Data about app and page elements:
☆ ☆ ☆ ☆ ☆

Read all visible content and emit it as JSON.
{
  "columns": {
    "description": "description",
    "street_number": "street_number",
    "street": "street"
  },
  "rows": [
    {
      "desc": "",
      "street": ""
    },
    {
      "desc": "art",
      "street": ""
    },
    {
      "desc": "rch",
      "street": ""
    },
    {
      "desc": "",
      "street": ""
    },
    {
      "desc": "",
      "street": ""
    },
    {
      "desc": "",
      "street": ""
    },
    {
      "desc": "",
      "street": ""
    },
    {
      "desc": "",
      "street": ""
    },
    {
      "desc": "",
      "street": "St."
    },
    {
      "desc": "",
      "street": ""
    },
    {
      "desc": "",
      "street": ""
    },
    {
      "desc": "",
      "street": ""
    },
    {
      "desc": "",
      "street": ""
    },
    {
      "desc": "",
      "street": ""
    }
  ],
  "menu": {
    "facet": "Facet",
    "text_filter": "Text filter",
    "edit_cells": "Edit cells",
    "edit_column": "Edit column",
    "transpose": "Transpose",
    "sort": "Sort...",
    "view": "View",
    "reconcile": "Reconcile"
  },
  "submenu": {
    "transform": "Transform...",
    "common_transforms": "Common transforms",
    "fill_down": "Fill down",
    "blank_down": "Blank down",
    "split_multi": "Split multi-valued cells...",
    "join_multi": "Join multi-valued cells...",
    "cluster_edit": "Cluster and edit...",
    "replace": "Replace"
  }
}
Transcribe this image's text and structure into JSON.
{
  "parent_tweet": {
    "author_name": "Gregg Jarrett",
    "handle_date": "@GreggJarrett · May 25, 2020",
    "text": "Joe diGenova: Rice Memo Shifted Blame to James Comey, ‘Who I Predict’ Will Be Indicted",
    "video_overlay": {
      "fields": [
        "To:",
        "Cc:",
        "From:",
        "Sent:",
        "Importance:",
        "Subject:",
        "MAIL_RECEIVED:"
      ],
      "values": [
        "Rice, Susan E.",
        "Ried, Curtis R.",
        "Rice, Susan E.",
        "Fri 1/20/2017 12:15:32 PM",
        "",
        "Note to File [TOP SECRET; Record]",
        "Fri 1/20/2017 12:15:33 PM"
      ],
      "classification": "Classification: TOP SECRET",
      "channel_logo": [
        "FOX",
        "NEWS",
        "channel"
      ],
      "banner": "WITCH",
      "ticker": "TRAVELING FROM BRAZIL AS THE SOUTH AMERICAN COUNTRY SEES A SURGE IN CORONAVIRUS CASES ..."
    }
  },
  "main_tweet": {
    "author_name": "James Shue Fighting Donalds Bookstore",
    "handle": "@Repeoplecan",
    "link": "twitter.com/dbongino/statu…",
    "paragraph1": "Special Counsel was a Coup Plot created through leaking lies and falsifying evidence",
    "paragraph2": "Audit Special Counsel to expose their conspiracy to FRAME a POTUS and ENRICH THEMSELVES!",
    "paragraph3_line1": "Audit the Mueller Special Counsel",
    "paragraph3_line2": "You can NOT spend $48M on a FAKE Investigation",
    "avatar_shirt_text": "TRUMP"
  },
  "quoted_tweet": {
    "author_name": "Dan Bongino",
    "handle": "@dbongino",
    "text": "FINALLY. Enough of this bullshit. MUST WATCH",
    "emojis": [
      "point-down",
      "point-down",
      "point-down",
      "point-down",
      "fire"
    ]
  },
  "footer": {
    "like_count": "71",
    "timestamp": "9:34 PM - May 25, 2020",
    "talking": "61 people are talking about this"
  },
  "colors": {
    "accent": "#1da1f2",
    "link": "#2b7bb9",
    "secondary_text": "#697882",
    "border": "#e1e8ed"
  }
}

☆ ☆ ☆ ☆ ☆

Exercise prompt →
Count the lines in the entries above that hold the string "Counsel", and give that count without any other text.

Exercise output →
3